## What the task asks
Reproduce the listing below in full and without alteration, apart from its pictures.

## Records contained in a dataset
-- START --

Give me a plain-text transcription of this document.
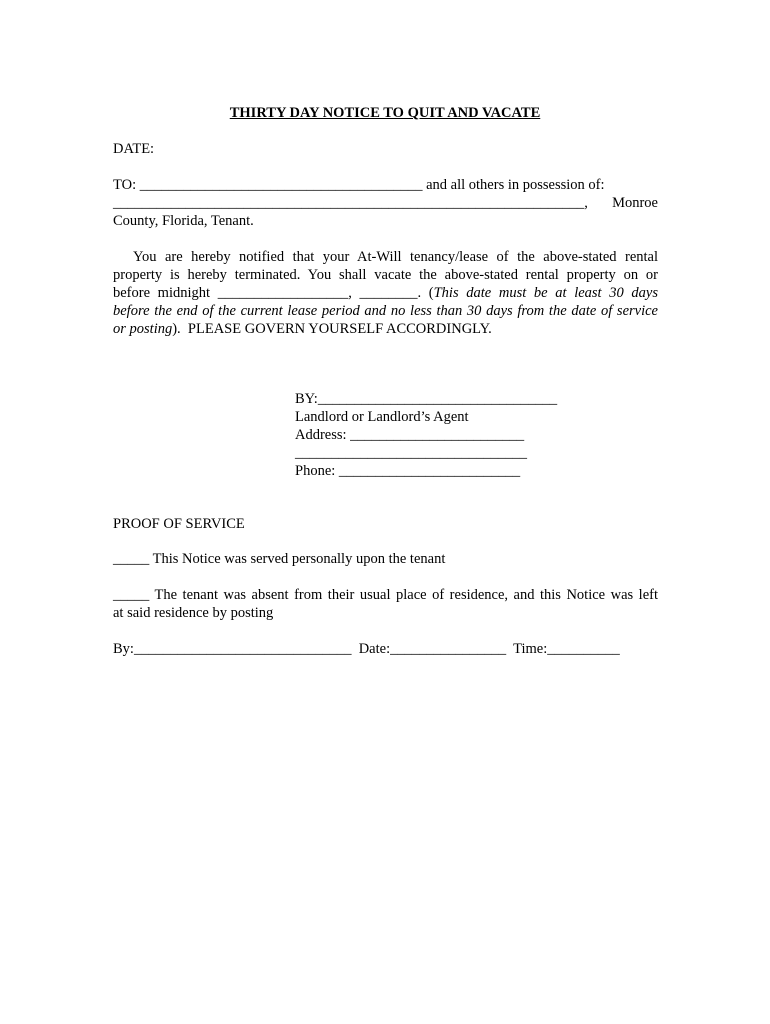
THIRTY DAY NOTICE TO QUIT AND VACATE
DATE:
TO: _______________________________________ and all others in possession of:
_________________________________________________________________, Monroe
County, Florida, Tenant.
You are hereby notified that your At-Will tenancy/lease of the above-stated rental
property is hereby terminated. You shall vacate the above-stated rental property on or
before midnight __________________, ________. (This date must be at least 30 days
before the end of the current lease period and no less than 30 days from the date of service
or posting).  PLEASE GOVERN YOURSELF ACCORDINGLY.
BY:_________________________________
Landlord or Landlord’s Agent
Address: ________________________
________________________________
Phone: _________________________
PROOF OF SERVICE
_____ This Notice was served personally upon the tenant
_____ The tenant was absent from their usual place of residence, and this Notice was left
at said residence by posting
By:______________________________ Date:________________ Time:__________
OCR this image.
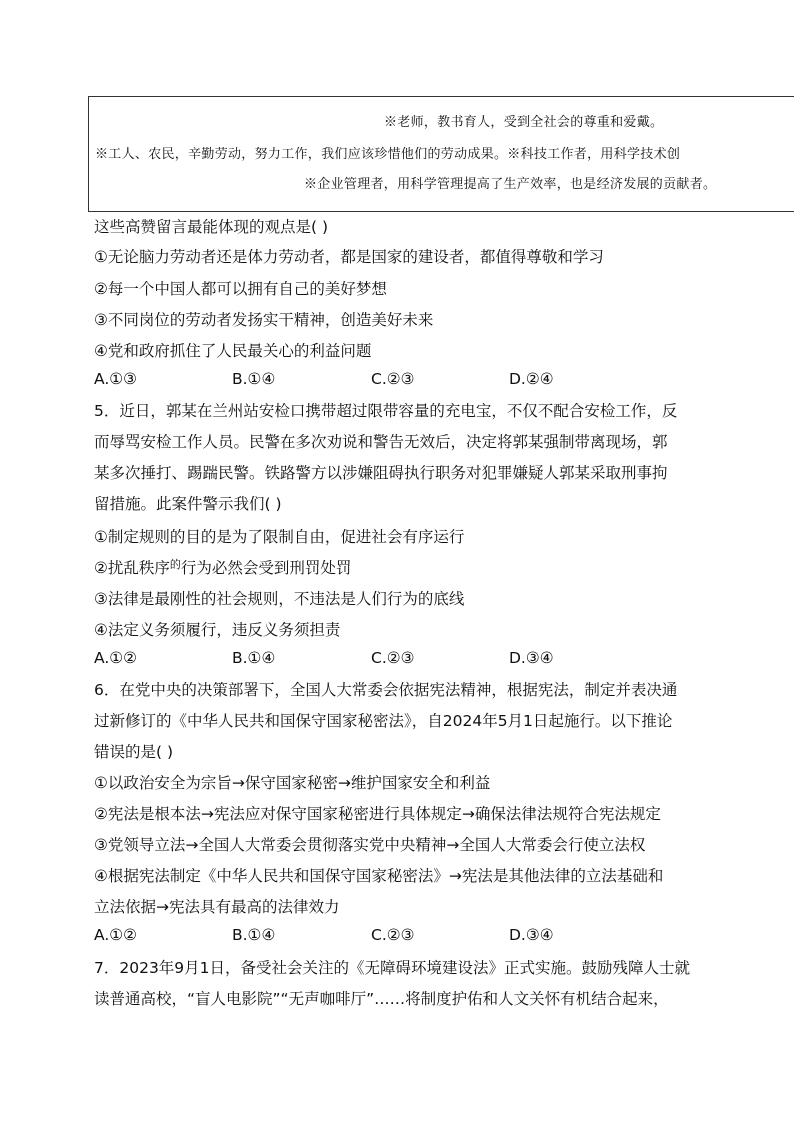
※老师，教书育人，受到全社会的尊重和爱戴。
※工人、农民，辛勤劳动，努力工作，我们应该珍惜他们的劳动成果。※科技工作者，用科学技术创
※企业管理者，用科学管理提高了生产效率，也是经济发展的贡献者。
这些高赞留言最能体现的观点是( )
①无论脑力劳动者还是体力劳动者，都是国家的建设者，都值得尊敬和学习
②每一个中国人都可以拥有自己的美好梦想
③不同岗位的劳动者发扬实干精神，创造美好未来
④党和政府抓住了人民最关心的利益问题
A.①③	B.①④	C.②③	D.②④
5．近日，郭某在兰州站安检口携带超过限带容量的充电宝，不仅不配合安检工作，反
而辱骂安检工作人员。民警在多次劝说和警告无效后，决定将郭某强制带离现场，郭
某多次捶打、踢踹民警。铁路警方以涉嫌阻碍执行职务对犯罪嫌疑人郭某采取刑事拘
留措施。此案件警示我们( )
①制定规则的目的是为了限制自由，促进社会有序运行
②扰乱秩序$^的$行为必然会受到刑罚处罚
③法律是最刚性的社会规则，不违法是人们行为的底线
④法定义务须履行，违反义务须担责
A.①②	B.①④	C.②③	D.③④
6．在党中央的决策部署下，全国人大常委会依据宪法精神，根据宪法，制定并表决通
过新修订的《中华人民共和国保守国家秘密法》，自2024年5月1日起施行。以下推论
错误的是( )
①以政治安全为宗旨→保守国家秘密→维护国家安全和利益
②宪法是根本法→宪法应对保守国家秘密进行具体规定→确保法律法规符合宪法规定
③党领导立法→全国人大常委会贯彻落实党中央精神→全国人大常委会行使立法权
④根据宪法制定《中华人民共和国保守国家秘密法》→宪法是其他法律的立法基础和
立法依据→宪法具有最高的法律效力
A.①②	B.①④	C.②③	D.③④
7．2023年9月1日，备受社会关注的《无障碍环境建设法》正式实施。鼓励残障人士就
读普通高校，“盲人电影院”“无声咖啡厅”……将制度护佑和人文关怀有机结合起来，
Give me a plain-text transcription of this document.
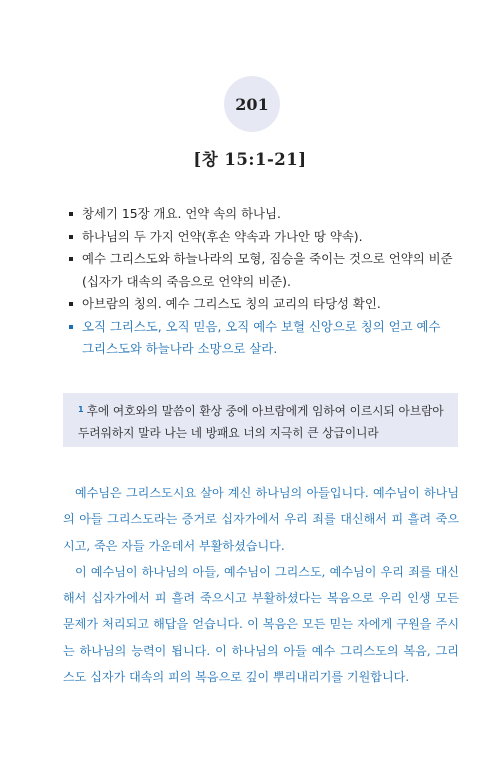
201
[창 15:1-21]
창세기 15장 개요. 언약 속의 하나님.
하나님의 두 가지 언약(후손 약속과 가나안 땅 약속).
예수 그리스도와 하늘나라의 모형, 짐승을 죽이는 것으로 언약의 비준(십자가 대속의 죽음으로 언약의 비준).
아브람의 칭의. 예수 그리스도 칭의 교리의 타당성 확인.
오직 그리스도, 오직 믿음, 오직 예수 보혈 신앙으로 칭의 얻고 예수 그리스도와 하늘나라 소망으로 살라.
$^1$ 후에 여호와의 말씀이 환상 중에 아브람에게 임하여 이르시되 아브람아 두려워하지 말라 나는 네 방패요 너의 지극히 큰 상급이니라

예수님은 그리스도시요 살아 계신 하나님의 아들입니다. 예수님이 하나님의 아들 그리스도라는 증거로 십자가에서 우리 죄를 대신해서 피 흘려 죽으시고, 죽은 자들 가운데서 부활하셨습니다.

이 예수님이 하나님의 아들, 예수님이 그리스도, 예수님이 우리 죄를 대신해서 십자가에서 피 흘려 죽으시고 부활하셨다는 복음으로 우리 인생 모든 문제가 처리되고 해답을 얻습니다. 이 복음은 모든 믿는 자에게 구원을 주시는 하나님의 능력이 됩니다. 이 하나님의 아들 예수 그리스도의 복음, 그리스도 십자가 대속의 피의 복음으로 깊이 뿌리내리기를 기원합니다.
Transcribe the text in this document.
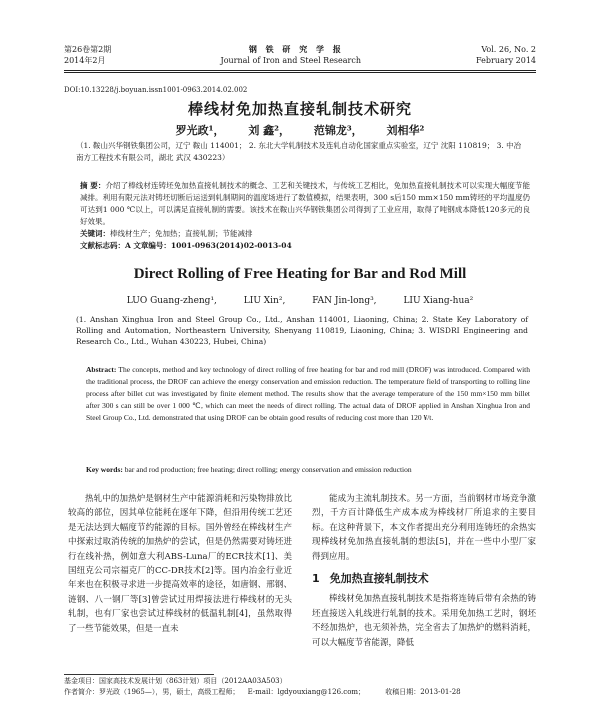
第26卷第2期	钢 铁 研 究 学 报	Vol. 26, No. 2
2014年2月	Journal of Iron and Steel Research	February 2014
DOI:10.13228/j.boyuan.issn1001-0963.2014.02.002
棒线材免加热直接轧制技术研究
罗光政¹， 刘 鑫²， 范锦龙³， 刘相华²
（1. 鞍山兴华钢铁集团公司，辽宁 鞍山 114001； 2. 东北大学轧制技术及连轧自动化国家重点实验室，辽宁 沈阳 110819； 3. 中冶南方工程技术有限公司，湖北 武汉 430223）
摘 要：介绍了棒线材连铸坯免加热直接轧制技术的概念、工艺和关键技术，与传统工艺相比，免加热直接轧制技术可以实现大幅度节能减排。利用有限元法对铸坯切断后运送到轧制期间的温度场进行了数值模拟，结果表明，300 s后150 mm×150 mm铸坯的平均温度仍可达到1 000 ℃以上，可以满足直接轧制的需要。该技术在鞍山兴华钢铁集团公司得到了工业应用，取得了吨钢成本降低120多元的良好效果。
关键词：棒线材生产；免加热；直接轧制；节能减排
文献标志码：A 文章编号：1001-0963(2014)02-0013-04
Direct Rolling of Free Heating for Bar and Rod Mill
LUO Guang-zheng¹,	LIU Xin²,	FAN Jin-long³,	LIU Xiang-hua²
(1. Anshan Xinghua Iron and Steel Group Co., Ltd., Anshan 114001, Liaoning, China; 2. State Key Laboratory of Rolling and Automation, Northeastern University, Shenyang 110819, Liaoning, China; 3. WISDRI Engineering and Research Co., Ltd., Wuhan 430223, Hubei, China)
Abstract: The concepts, method and key technology of direct rolling of free heating for bar and rod mill (DROF) was introduced. Compared with the traditional process, the DROF can achieve the energy conservation and emission reduction. The temperature field of transporting to rolling line process after billet cut was investigated by finite element method. The results show that the average temperature of the 150 mm×150 mm billet after 300 s can still be over 1 000 ℃, which can meet the needs of direct rolling. The actual data of DROF applied in Anshan Xinghua Iron and Steel Group Co., Ltd. demonstrated that using DROF can be obtain good results of reducing cost more than 120 ¥/t.
Key words: bar and rod production; free heating; direct rolling; energy conservation and emission reduction

热轧中的加热炉是钢材生产中能源消耗和污染物排放比较高的部位，因其单位能耗在逐年下降，但沿用传统工艺还是无法达到大幅度节约能源的目标。国外曾经在棒线材生产中探索过取消传统的加热炉的尝试，但是仍然需要对铸坯进行在线补热，例如意大利ABS-Luna厂的ECR技术[1]、美国纽克公司宗福克厂的CC-DR技术[2]等。国内冶金行业近年来也在积极寻求进一步提高效率的途径，如唐钢、邢钢、涟钢、八一钢厂等[3]曾尝试过用焊接法进行棒线材的无头轧制，也有厂家也尝试过棒线材的低温轧制[4]，虽然取得了一些节能效果，但是一直未

能成为主流轧制技术。另一方面，当前钢材市场竞争激烈，千方百计降低生产成本成为棒线材厂所追求的主要目标。在这种背景下，本文作者提出充分利用连铸坯的余热实现棒线材免加热直接轧制的想法[5]，并在一些中小型厂家得到应用。

1 免加热直接轧制技术

棒线材免加热直接轧制技术是指将连铸后带有余热的铸坯直接送入轧线进行轧制的技术。采用免加热工艺时，钢坯不经加热炉，也无须补热，完全省去了加热炉的燃料消耗，可以大幅度节省能源，降低

基金项目：国家高技术发展计划（863计划）项目（2012AA03A503）
作者简介：罗光政（1965—），男，硕士，高级工程师； E-mail：lgdyouxiang@126.com；	收稿日期：2013-01-28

-- END --

## Completed task
Give me a plain-text transcription of this document.
THIRTY DAY NOTICE TO QUIT AND VACATE
DATE:
TO: _______________________________________ and all others in possession of:
_________________________________________________________________, Monroe
County, Florida, Tenant.
You are hereby notified that your At-Will tenancy/lease of the above-stated rental
property is hereby terminated. You shall vacate the above-stated rental property on or
before midnight __________________, ________. (This date must be at least 30 days
before the end of the current lease period and no less than 30 days from the date of service
or posting).  PLEASE GOVERN YOURSELF ACCORDINGLY.
BY:_________________________________
Landlord or Landlord’s Agent
Address: ________________________
________________________________
Phone: _________________________
PROOF OF SERVICE
_____ This Notice was served personally upon the tenant
_____ The tenant was absent from their usual place of residence, and this Notice was left
at said residence by posting
By:______________________________ Date:________________ Time:__________
OCR this image.
※老师，教书育人，受到全社会的尊重和爱戴。
※工人、农民，辛勤劳动，努力工作，我们应该珍惜他们的劳动成果。※科技工作者，用科学技术创
※企业管理者，用科学管理提高了生产效率，也是经济发展的贡献者。
这些高赞留言最能体现的观点是( )
①无论脑力劳动者还是体力劳动者，都是国家的建设者，都值得尊敬和学习
②每一个中国人都可以拥有自己的美好梦想
③不同岗位的劳动者发扬实干精神，创造美好未来
④党和政府抓住了人民最关心的利益问题
A.①③	B.①④	C.②③	D.②④
5．近日，郭某在兰州站安检口携带超过限带容量的充电宝，不仅不配合安检工作，反
而辱骂安检工作人员。民警在多次劝说和警告无效后，决定将郭某强制带离现场，郭
某多次捶打、踢踹民警。铁路警方以涉嫌阻碍执行职务对犯罪嫌疑人郭某采取刑事拘
留措施。此案件警示我们( )
①制定规则的目的是为了限制自由，促进社会有序运行
②扰乱秩序$^的$行为必然会受到刑罚处罚
③法律是最刚性的社会规则，不违法是人们行为的底线
④法定义务须履行，违反义务须担责
A.①②	B.①④	C.②③	D.③④
6．在党中央的决策部署下，全国人大常委会依据宪法精神，根据宪法，制定并表决通
过新修订的《中华人民共和国保守国家秘密法》，自2024年5月1日起施行。以下推论
错误的是( )
①以政治安全为宗旨→保守国家秘密→维护国家安全和利益
②宪法是根本法→宪法应对保守国家秘密进行具体规定→确保法律法规符合宪法规定
③党领导立法→全国人大常委会贯彻落实党中央精神→全国人大常委会行使立法权
④根据宪法制定《中华人民共和国保守国家秘密法》→宪法是其他法律的立法基础和
立法依据→宪法具有最高的法律效力
A.①②	B.①④	C.②③	D.③④
7．2023年9月1日，备受社会关注的《无障碍环境建设法》正式实施。鼓励残障人士就
读普通高校，“盲人电影院”“无声咖啡厅”……将制度护佑和人文关怀有机结合起来，
Give me a plain-text transcription of this document.
201
[창 15:1-21]
창세기 15장 개요. 언약 속의 하나님.
하나님의 두 가지 언약(후손 약속과 가나안 땅 약속).
예수 그리스도와 하늘나라의 모형, 짐승을 죽이는 것으로 언약의 비준(십자가 대속의 죽음으로 언약의 비준).
아브람의 칭의. 예수 그리스도 칭의 교리의 타당성 확인.
오직 그리스도, 오직 믿음, 오직 예수 보혈 신앙으로 칭의 얻고 예수 그리스도와 하늘나라 소망으로 살라.
$^1$ 후에 여호와의 말씀이 환상 중에 아브람에게 임하여 이르시되 아브람아 두려워하지 말라 나는 네 방패요 너의 지극히 큰 상급이니라

예수님은 그리스도시요 살아 계신 하나님의 아들입니다. 예수님이 하나님의 아들 그리스도라는 증거로 십자가에서 우리 죄를 대신해서 피 흘려 죽으시고, 죽은 자들 가운데서 부활하셨습니다.

이 예수님이 하나님의 아들, 예수님이 그리스도, 예수님이 우리 죄를 대신해서 십자가에서 피 흘려 죽으시고 부활하셨다는 복음으로 우리 인생 모든 문제가 처리되고 해답을 얻습니다. 이 복음은 모든 믿는 자에게 구원을 주시는 하나님의 능력이 됩니다. 이 하나님의 아들 예수 그리스도의 복음, 그리스도 십자가 대속의 피의 복음으로 깊이 뿌리내리기를 기원합니다.
Transcribe the text in this document.
第26卷第2期	钢 铁 研 究 学 报	Vol. 26, No. 2
2014年2月	Journal of Iron and Steel Research	February 2014
DOI:10.13228/j.boyuan.issn1001-0963.2014.02.002
棒线材免加热直接轧制技术研究
罗光政¹， 刘 鑫²， 范锦龙³， 刘相华²
（1. 鞍山兴华钢铁集团公司，辽宁 鞍山 114001； 2. 东北大学轧制技术及连轧自动化国家重点实验室，辽宁 沈阳 110819； 3. 中冶南方工程技术有限公司，湖北 武汉 430223）
摘 要：介绍了棒线材连铸坯免加热直接轧制技术的概念、工艺和关键技术，与传统工艺相比，免加热直接轧制技术可以实现大幅度节能减排。利用有限元法对铸坯切断后运送到轧制期间的温度场进行了数值模拟，结果表明，300 s后150 mm×150 mm铸坯的平均温度仍可达到1 000 ℃以上，可以满足直接轧制的需要。该技术在鞍山兴华钢铁集团公司得到了工业应用，取得了吨钢成本降低120多元的良好效果。
关键词：棒线材生产；免加热；直接轧制；节能减排
文献标志码：A 文章编号：1001-0963(2014)02-0013-04
Direct Rolling of Free Heating for Bar and Rod Mill
LUO Guang-zheng¹,	LIU Xin²,	FAN Jin-long³,	LIU Xiang-hua²
(1. Anshan Xinghua Iron and Steel Group Co., Ltd., Anshan 114001, Liaoning, China; 2. State Key Laboratory of Rolling and Automation, Northeastern University, Shenyang 110819, Liaoning, China; 3. WISDRI Engineering and Research Co., Ltd., Wuhan 430223, Hubei, China)
Abstract: The concepts, method and key technology of direct rolling of free heating for bar and rod mill (DROF) was introduced. Compared with the traditional process, the DROF can achieve the energy conservation and emission reduction. The temperature field of transporting to rolling line process after billet cut was investigated by finite element method. The results show that the average temperature of the 150 mm×150 mm billet after 300 s can still be over 1 000 ℃, which can meet the needs of direct rolling. The actual data of DROF applied in Anshan Xinghua Iron and Steel Group Co., Ltd. demonstrated that using DROF can be obtain good results of reducing cost more than 120 ¥/t.
Key words: bar and rod production; free heating; direct rolling; energy conservation and emission reduction

热轧中的加热炉是钢材生产中能源消耗和污染物排放比较高的部位，因其单位能耗在逐年下降，但沿用传统工艺还是无法达到大幅度节约能源的目标。国外曾经在棒线材生产中探索过取消传统的加热炉的尝试，但是仍然需要对铸坯进行在线补热，例如意大利ABS-Luna厂的ECR技术[1]、美国纽克公司宗福克厂的CC-DR技术[2]等。国内冶金行业近年来也在积极寻求进一步提高效率的途径，如唐钢、邢钢、涟钢、八一钢厂等[3]曾尝试过用焊接法进行棒线材的无头轧制，也有厂家也尝试过棒线材的低温轧制[4]，虽然取得了一些节能效果，但是一直未

能成为主流轧制技术。另一方面，当前钢材市场竞争激烈，千方百计降低生产成本成为棒线材厂所追求的主要目标。在这种背景下，本文作者提出充分利用连铸坯的余热实现棒线材免加热直接轧制的想法[5]，并在一些中小型厂家得到应用。

1 免加热直接轧制技术

棒线材免加热直接轧制技术是指将连铸后带有余热的铸坯直接送入轧线进行轧制的技术。采用免加热工艺时，钢坯不经加热炉，也无须补热，完全省去了加热炉的燃料消耗，可以大幅度节省能源，降低

基金项目：国家高技术发展计划（863计划）项目（2012AA03A503）
作者简介：罗光政（1965—），男，硕士，高级工程师； E-mail：lgdyouxiang@126.com；	收稿日期：2013-01-28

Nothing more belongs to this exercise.